◆ **Direction**
Gather all lines in the entries that include the word "text".

◆ **The data**
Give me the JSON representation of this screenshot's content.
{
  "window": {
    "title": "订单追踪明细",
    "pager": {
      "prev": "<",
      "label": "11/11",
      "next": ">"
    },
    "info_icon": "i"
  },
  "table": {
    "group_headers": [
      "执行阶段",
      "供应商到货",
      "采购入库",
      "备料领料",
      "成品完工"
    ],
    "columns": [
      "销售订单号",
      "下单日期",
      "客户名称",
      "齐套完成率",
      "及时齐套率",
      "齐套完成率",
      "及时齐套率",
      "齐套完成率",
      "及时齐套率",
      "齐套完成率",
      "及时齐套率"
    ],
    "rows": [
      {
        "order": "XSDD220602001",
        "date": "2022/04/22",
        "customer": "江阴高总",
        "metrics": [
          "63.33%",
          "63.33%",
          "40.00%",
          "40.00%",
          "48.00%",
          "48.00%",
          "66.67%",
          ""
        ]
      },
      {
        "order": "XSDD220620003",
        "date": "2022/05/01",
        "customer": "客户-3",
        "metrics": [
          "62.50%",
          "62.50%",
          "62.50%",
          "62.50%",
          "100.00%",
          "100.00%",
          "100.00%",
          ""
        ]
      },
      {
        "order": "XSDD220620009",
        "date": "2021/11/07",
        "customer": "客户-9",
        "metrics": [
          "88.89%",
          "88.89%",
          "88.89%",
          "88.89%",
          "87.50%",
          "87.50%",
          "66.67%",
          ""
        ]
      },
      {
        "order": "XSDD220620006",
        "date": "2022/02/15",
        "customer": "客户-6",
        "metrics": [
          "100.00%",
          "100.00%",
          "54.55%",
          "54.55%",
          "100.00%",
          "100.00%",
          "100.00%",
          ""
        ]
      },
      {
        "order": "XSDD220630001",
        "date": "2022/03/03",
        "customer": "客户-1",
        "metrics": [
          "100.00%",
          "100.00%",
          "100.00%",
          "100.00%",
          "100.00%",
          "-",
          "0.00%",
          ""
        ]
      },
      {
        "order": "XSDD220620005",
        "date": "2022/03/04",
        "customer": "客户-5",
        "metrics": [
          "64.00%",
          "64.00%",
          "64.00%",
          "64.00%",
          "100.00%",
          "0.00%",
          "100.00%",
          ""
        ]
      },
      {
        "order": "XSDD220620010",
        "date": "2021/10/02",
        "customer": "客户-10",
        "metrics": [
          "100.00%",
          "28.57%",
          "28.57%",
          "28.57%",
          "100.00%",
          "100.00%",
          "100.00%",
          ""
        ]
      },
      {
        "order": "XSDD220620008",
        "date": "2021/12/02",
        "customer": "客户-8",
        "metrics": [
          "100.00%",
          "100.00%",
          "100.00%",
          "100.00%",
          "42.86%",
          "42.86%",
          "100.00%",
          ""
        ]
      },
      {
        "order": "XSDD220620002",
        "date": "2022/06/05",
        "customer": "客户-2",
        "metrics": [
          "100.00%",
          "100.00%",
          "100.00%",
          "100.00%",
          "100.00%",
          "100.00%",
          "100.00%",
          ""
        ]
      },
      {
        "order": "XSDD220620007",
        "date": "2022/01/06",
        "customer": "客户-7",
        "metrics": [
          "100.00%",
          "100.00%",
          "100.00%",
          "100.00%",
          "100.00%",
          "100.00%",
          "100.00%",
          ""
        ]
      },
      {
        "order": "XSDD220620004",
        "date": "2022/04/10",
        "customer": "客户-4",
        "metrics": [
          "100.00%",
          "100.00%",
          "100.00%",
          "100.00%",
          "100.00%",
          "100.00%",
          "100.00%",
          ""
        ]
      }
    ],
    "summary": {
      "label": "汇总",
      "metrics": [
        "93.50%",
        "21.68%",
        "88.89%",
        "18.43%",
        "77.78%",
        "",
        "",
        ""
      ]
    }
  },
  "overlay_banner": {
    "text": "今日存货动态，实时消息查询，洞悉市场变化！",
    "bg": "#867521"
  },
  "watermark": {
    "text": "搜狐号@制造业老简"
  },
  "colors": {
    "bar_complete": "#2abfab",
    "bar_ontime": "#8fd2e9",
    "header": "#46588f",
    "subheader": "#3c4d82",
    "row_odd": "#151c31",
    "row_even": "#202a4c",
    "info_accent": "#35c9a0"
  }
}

◆ **Reply to the exercise**
    "text": "今日存货动态，实时消息查询，洞悉市场变化！",
    "text": "搜狐号@制造业老简"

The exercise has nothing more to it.